• Stored data
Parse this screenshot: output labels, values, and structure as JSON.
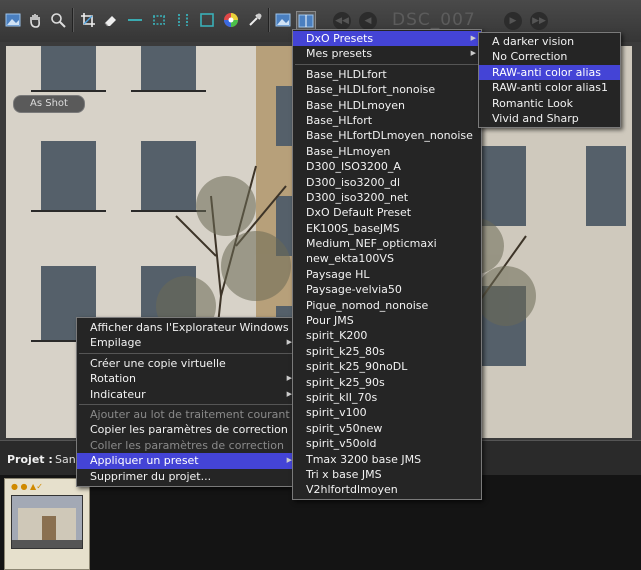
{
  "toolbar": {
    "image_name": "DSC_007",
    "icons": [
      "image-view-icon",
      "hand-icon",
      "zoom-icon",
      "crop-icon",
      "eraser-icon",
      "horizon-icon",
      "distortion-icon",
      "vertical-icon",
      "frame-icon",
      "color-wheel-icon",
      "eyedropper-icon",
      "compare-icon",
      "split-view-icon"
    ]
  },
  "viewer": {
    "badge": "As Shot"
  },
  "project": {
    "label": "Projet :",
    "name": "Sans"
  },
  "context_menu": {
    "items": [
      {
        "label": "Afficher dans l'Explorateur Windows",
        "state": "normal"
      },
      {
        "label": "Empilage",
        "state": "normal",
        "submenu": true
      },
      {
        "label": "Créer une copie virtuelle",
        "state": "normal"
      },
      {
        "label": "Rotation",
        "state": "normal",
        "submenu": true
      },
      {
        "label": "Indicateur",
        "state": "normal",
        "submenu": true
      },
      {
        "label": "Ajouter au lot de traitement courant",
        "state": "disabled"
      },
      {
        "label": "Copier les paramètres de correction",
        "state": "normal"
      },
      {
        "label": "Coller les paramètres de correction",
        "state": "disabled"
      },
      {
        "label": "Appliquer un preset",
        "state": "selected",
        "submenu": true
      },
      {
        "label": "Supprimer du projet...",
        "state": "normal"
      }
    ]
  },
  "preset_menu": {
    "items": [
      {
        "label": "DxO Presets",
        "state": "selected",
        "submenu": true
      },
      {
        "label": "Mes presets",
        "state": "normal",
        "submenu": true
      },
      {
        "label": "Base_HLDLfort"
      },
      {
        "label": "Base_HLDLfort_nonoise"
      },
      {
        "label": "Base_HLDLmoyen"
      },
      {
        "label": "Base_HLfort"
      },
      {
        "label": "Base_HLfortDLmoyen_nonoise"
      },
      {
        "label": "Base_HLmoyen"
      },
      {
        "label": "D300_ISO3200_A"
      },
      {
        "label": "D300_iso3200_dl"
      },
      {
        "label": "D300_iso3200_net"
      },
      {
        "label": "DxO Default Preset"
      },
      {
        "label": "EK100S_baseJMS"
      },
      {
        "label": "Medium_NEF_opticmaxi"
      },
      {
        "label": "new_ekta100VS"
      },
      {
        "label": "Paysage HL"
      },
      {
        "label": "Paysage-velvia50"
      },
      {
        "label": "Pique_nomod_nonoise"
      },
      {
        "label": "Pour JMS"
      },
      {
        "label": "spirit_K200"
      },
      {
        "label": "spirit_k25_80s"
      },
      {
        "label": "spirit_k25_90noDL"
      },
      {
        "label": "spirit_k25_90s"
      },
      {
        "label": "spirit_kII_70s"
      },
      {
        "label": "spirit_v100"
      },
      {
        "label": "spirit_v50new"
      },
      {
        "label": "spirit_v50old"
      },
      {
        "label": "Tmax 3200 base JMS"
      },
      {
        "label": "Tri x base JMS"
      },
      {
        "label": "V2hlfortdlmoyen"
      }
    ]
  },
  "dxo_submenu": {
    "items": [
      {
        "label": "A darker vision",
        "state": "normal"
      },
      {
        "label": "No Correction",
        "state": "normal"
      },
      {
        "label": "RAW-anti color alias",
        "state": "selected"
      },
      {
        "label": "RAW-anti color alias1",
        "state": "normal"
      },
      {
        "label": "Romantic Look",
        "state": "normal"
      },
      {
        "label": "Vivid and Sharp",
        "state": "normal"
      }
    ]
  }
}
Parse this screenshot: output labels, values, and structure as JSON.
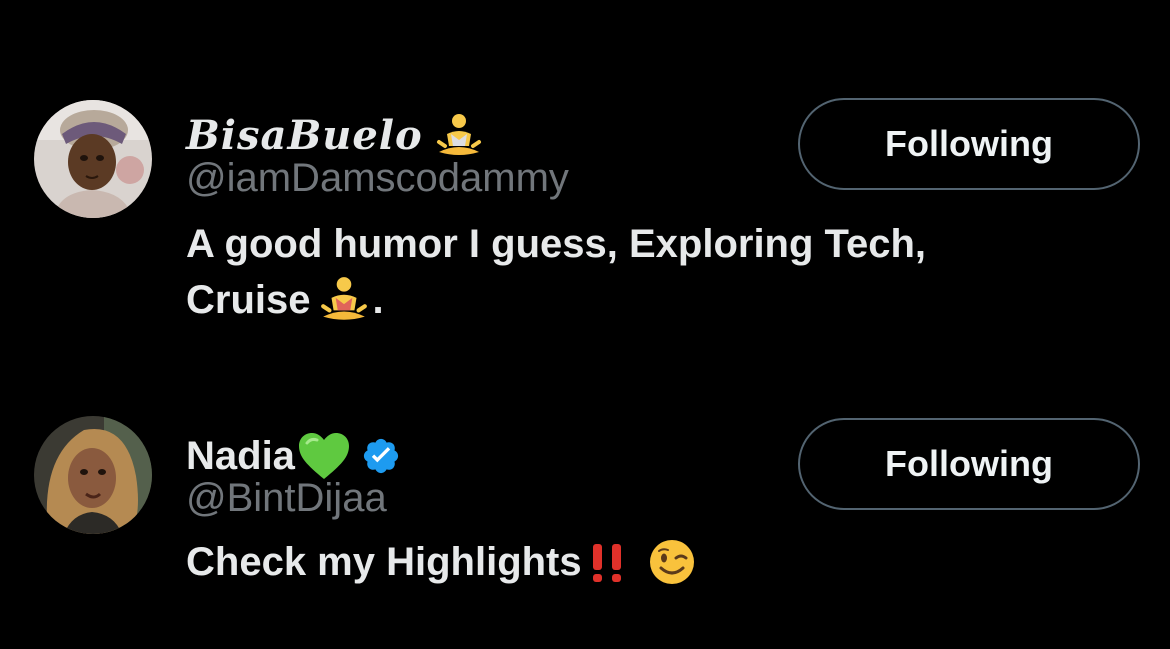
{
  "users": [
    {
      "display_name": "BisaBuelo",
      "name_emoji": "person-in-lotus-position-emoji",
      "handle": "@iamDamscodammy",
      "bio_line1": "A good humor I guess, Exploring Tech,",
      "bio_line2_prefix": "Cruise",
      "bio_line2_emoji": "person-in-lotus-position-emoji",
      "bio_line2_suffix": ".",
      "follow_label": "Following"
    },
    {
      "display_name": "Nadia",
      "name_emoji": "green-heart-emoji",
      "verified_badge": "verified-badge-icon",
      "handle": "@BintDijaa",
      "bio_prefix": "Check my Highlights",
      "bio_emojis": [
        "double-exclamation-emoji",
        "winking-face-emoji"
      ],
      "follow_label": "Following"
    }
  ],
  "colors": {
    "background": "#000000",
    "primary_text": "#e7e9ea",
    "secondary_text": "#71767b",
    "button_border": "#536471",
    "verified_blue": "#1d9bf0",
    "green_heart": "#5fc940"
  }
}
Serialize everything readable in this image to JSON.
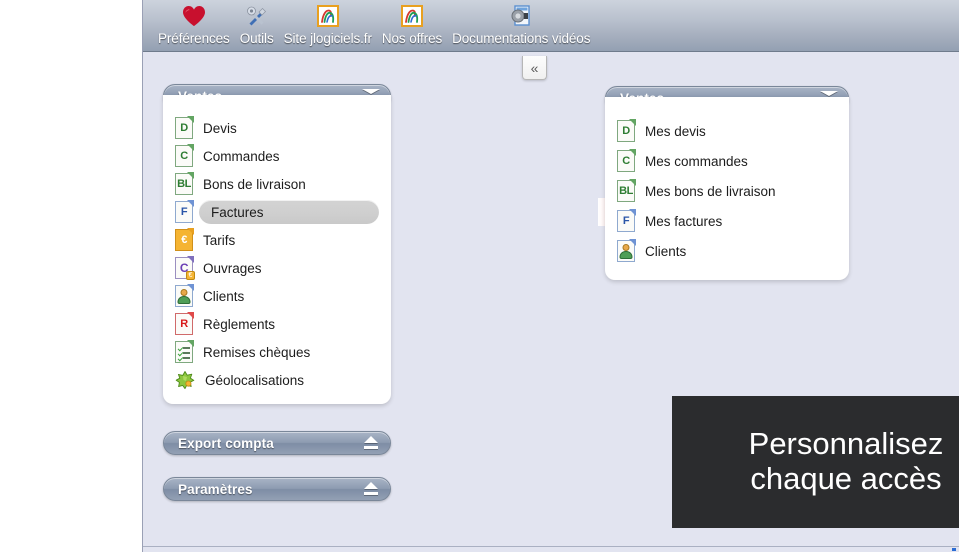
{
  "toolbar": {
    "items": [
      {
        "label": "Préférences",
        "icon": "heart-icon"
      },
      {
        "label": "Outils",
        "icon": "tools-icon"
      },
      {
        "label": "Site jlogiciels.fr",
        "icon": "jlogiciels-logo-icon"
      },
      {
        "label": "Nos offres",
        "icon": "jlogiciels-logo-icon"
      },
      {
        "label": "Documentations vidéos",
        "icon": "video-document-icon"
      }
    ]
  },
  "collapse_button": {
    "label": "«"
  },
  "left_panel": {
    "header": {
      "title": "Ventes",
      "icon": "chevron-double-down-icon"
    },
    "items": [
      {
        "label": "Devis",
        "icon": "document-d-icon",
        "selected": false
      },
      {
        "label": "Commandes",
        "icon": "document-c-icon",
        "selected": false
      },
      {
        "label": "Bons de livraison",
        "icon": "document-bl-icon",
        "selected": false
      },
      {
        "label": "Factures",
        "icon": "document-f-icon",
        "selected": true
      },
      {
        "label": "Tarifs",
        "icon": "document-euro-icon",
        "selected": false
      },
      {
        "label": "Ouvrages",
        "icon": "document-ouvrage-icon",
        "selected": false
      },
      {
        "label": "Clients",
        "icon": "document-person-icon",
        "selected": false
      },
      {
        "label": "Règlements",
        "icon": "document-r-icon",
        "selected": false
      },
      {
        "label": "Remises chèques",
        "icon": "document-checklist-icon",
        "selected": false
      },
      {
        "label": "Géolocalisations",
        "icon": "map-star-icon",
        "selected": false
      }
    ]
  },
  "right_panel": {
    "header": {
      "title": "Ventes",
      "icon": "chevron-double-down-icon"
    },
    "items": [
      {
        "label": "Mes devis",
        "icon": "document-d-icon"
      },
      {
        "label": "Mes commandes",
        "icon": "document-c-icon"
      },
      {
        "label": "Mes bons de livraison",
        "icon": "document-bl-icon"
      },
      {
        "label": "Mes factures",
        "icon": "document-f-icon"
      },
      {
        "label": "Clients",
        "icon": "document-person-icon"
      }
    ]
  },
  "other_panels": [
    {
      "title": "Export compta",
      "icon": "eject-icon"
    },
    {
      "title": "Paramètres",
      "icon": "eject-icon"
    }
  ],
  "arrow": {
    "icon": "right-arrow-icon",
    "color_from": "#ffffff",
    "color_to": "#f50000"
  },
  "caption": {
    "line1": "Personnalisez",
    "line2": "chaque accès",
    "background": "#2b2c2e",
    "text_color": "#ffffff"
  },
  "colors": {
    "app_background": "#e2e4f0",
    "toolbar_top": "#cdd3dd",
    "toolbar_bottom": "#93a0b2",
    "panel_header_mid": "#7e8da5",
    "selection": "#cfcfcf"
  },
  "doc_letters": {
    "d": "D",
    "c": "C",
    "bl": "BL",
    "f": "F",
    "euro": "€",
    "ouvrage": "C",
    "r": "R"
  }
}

• DIRECTIONS FOR THIS TASK
Leave out the pictures and print every line of the data exactly.

• RESPONSE TO THE EXERCISE
Parse this screenshot: output labels, values, and structure as JSON.
{
  "toolbar": {
    "image_name": "DSC_007",
    "icons": [
      "image-view-icon",
      "hand-icon",
      "zoom-icon",
      "crop-icon",
      "eraser-icon",
      "horizon-icon",
      "distortion-icon",
      "vertical-icon",
      "frame-icon",
      "color-wheel-icon",
      "eyedropper-icon",
      "compare-icon",
      "split-view-icon"
    ]
  },
  "viewer": {
    "badge": "As Shot"
  },
  "project": {
    "label": "Projet :",
    "name": "Sans"
  },
  "context_menu": {
    "items": [
      {
        "label": "Afficher dans l'Explorateur Windows",
        "state": "normal"
      },
      {
        "label": "Empilage",
        "state": "normal",
        "submenu": true
      },
      {
        "label": "Créer une copie virtuelle",
        "state": "normal"
      },
      {
        "label": "Rotation",
        "state": "normal",
        "submenu": true
      },
      {
        "label": "Indicateur",
        "state": "normal",
        "submenu": true
      },
      {
        "label": "Ajouter au lot de traitement courant",
        "state": "disabled"
      },
      {
        "label": "Copier les paramètres de correction",
        "state": "normal"
      },
      {
        "label": "Coller les paramètres de correction",
        "state": "disabled"
      },
      {
        "label": "Appliquer un preset",
        "state": "selected",
        "submenu": true
      },
      {
        "label": "Supprimer du projet...",
        "state": "normal"
      }
    ]
  },
  "preset_menu": {
    "items": [
      {
        "label": "DxO Presets",
        "state": "selected",
        "submenu": true
      },
      {
        "label": "Mes presets",
        "state": "normal",
        "submenu": true
      },
      {
        "label": "Base_HLDLfort"
      },
      {
        "label": "Base_HLDLfort_nonoise"
      },
      {
        "label": "Base_HLDLmoyen"
      },
      {
        "label": "Base_HLfort"
      },
      {
        "label": "Base_HLfortDLmoyen_nonoise"
      },
      {
        "label": "Base_HLmoyen"
      },
      {
        "label": "D300_ISO3200_A"
      },
      {
        "label": "D300_iso3200_dl"
      },
      {
        "label": "D300_iso3200_net"
      },
      {
        "label": "DxO Default Preset"
      },
      {
        "label": "EK100S_baseJMS"
      },
      {
        "label": "Medium_NEF_opticmaxi"
      },
      {
        "label": "new_ekta100VS"
      },
      {
        "label": "Paysage HL"
      },
      {
        "label": "Paysage-velvia50"
      },
      {
        "label": "Pique_nomod_nonoise"
      },
      {
        "label": "Pour JMS"
      },
      {
        "label": "spirit_K200"
      },
      {
        "label": "spirit_k25_80s"
      },
      {
        "label": "spirit_k25_90noDL"
      },
      {
        "label": "spirit_k25_90s"
      },
      {
        "label": "spirit_kII_70s"
      },
      {
        "label": "spirit_v100"
      },
      {
        "label": "spirit_v50new"
      },
      {
        "label": "spirit_v50old"
      },
      {
        "label": "Tmax 3200 base JMS"
      },
      {
        "label": "Tri x base JMS"
      },
      {
        "label": "V2hlfortdlmoyen"
      }
    ]
  },
  "dxo_submenu": {
    "items": [
      {
        "label": "A darker vision",
        "state": "normal"
      },
      {
        "label": "No Correction",
        "state": "normal"
      },
      {
        "label": "RAW-anti color alias",
        "state": "selected"
      },
      {
        "label": "RAW-anti color alias1",
        "state": "normal"
      },
      {
        "label": "Romantic Look",
        "state": "normal"
      },
      {
        "label": "Vivid and Sharp",
        "state": "normal"
      }
    ]
  }
}
Parse this screenshot: output labels, values, and structure as JSON.
{
  "users": [
    {
      "display_name": "BisaBuelo",
      "name_emoji": "person-in-lotus-position-emoji",
      "handle": "@iamDamscodammy",
      "bio_line1": "A good humor I guess, Exploring Tech,",
      "bio_line2_prefix": "Cruise",
      "bio_line2_emoji": "person-in-lotus-position-emoji",
      "bio_line2_suffix": ".",
      "follow_label": "Following"
    },
    {
      "display_name": "Nadia",
      "name_emoji": "green-heart-emoji",
      "verified_badge": "verified-badge-icon",
      "handle": "@BintDijaa",
      "bio_prefix": "Check my Highlights",
      "bio_emojis": [
        "double-exclamation-emoji",
        "winking-face-emoji"
      ],
      "follow_label": "Following"
    }
  ],
  "colors": {
    "background": "#000000",
    "primary_text": "#e7e9ea",
    "secondary_text": "#71767b",
    "button_border": "#536471",
    "verified_blue": "#1d9bf0",
    "green_heart": "#5fc940"
  }
}
Serialize everything readable in this image to JSON.
{
  "toolbar": {
    "items": [
      {
        "label": "Préférences",
        "icon": "heart-icon"
      },
      {
        "label": "Outils",
        "icon": "tools-icon"
      },
      {
        "label": "Site jlogiciels.fr",
        "icon": "jlogiciels-logo-icon"
      },
      {
        "label": "Nos offres",
        "icon": "jlogiciels-logo-icon"
      },
      {
        "label": "Documentations vidéos",
        "icon": "video-document-icon"
      }
    ]
  },
  "collapse_button": {
    "label": "«"
  },
  "left_panel": {
    "header": {
      "title": "Ventes",
      "icon": "chevron-double-down-icon"
    },
    "items": [
      {
        "label": "Devis",
        "icon": "document-d-icon",
        "selected": false
      },
      {
        "label": "Commandes",
        "icon": "document-c-icon",
        "selected": false
      },
      {
        "label": "Bons de livraison",
        "icon": "document-bl-icon",
        "selected": false
      },
      {
        "label": "Factures",
        "icon": "document-f-icon",
        "selected": true
      },
      {
        "label": "Tarifs",
        "icon": "document-euro-icon",
        "selected": false
      },
      {
        "label": "Ouvrages",
        "icon": "document-ouvrage-icon",
        "selected": false
      },
      {
        "label": "Clients",
        "icon": "document-person-icon",
        "selected": false
      },
      {
        "label": "Règlements",
        "icon": "document-r-icon",
        "selected": false
      },
      {
        "label": "Remises chèques",
        "icon": "document-checklist-icon",
        "selected": false
      },
      {
        "label": "Géolocalisations",
        "icon": "map-star-icon",
        "selected": false
      }
    ]
  },
  "right_panel": {
    "header": {
      "title": "Ventes",
      "icon": "chevron-double-down-icon"
    },
    "items": [
      {
        "label": "Mes devis",
        "icon": "document-d-icon"
      },
      {
        "label": "Mes commandes",
        "icon": "document-c-icon"
      },
      {
        "label": "Mes bons de livraison",
        "icon": "document-bl-icon"
      },
      {
        "label": "Mes factures",
        "icon": "document-f-icon"
      },
      {
        "label": "Clients",
        "icon": "document-person-icon"
      }
    ]
  },
  "other_panels": [
    {
      "title": "Export compta",
      "icon": "eject-icon"
    },
    {
      "title": "Paramètres",
      "icon": "eject-icon"
    }
  ],
  "arrow": {
    "icon": "right-arrow-icon",
    "color_from": "#ffffff",
    "color_to": "#f50000"
  },
  "caption": {
    "line1": "Personnalisez",
    "line2": "chaque accès",
    "background": "#2b2c2e",
    "text_color": "#ffffff"
  },
  "colors": {
    "app_background": "#e2e4f0",
    "toolbar_top": "#cdd3dd",
    "toolbar_bottom": "#93a0b2",
    "panel_header_mid": "#7e8da5",
    "selection": "#cfcfcf"
  },
  "doc_letters": {
    "d": "D",
    "c": "C",
    "bl": "BL",
    "f": "F",
    "euro": "€",
    "ouvrage": "C",
    "r": "R"
  }
}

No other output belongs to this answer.